**Data extract:**
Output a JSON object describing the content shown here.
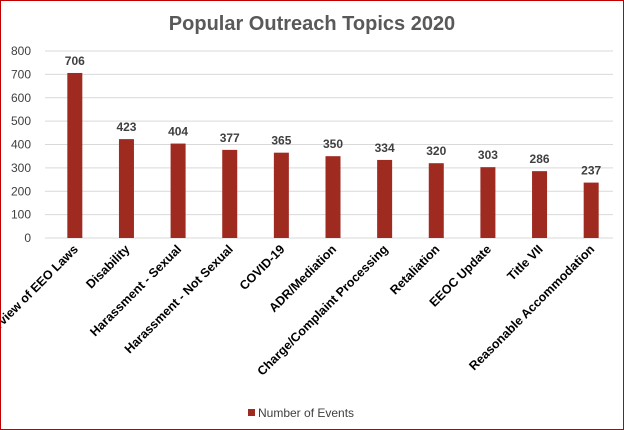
{
  "chart_data": {
    "type": "bar",
    "title": "Popular Outreach Topics 2020",
    "categories": [
      "Overview of EEO Laws",
      "Disability",
      "Harassment - Sexual",
      "Harassment - Not Sexual",
      "COVID-19",
      "ADR/Mediation",
      "Charge/Complaint Processing",
      "Retaliation",
      "EEOC Update",
      "Title VII",
      "Reasonable Accommodation"
    ],
    "series": [
      {
        "name": "Number of Events",
        "values": [
          706,
          423,
          404,
          377,
          365,
          350,
          334,
          320,
          303,
          286,
          237
        ],
        "color": "#9e2a20"
      }
    ],
    "ylim": [
      0,
      800
    ],
    "yticks": [
      0,
      100,
      200,
      300,
      400,
      500,
      600,
      700,
      800
    ],
    "grid": true,
    "grid_color": "#d9d9d9",
    "legend_position": "bottom",
    "frame_color": "#c00000"
  }
}
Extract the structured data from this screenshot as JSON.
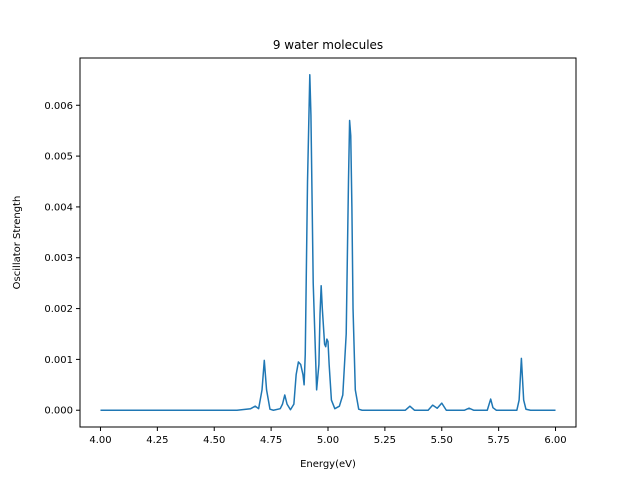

**Instructions for the task:**
Write the listing out a second time exactly, dropping all images.

**Answer to the task:**
Output a JSON object describing the content shown here.
{
  "chart_data": {
    "type": "bar",
    "title": "Popular Outreach Topics 2020",
    "categories": [
      "Overview of EEO Laws",
      "Disability",
      "Harassment - Sexual",
      "Harassment - Not Sexual",
      "COVID-19",
      "ADR/Mediation",
      "Charge/Complaint Processing",
      "Retaliation",
      "EEOC Update",
      "Title VII",
      "Reasonable Accommodation"
    ],
    "series": [
      {
        "name": "Number of Events",
        "values": [
          706,
          423,
          404,
          377,
          365,
          350,
          334,
          320,
          303,
          286,
          237
        ],
        "color": "#9e2a20"
      }
    ],
    "ylim": [
      0,
      800
    ],
    "yticks": [
      0,
      100,
      200,
      300,
      400,
      500,
      600,
      700,
      800
    ],
    "grid": true,
    "grid_color": "#d9d9d9",
    "legend_position": "bottom",
    "frame_color": "#c00000"
  }
}
Extract the structured data from this screenshot as JSON.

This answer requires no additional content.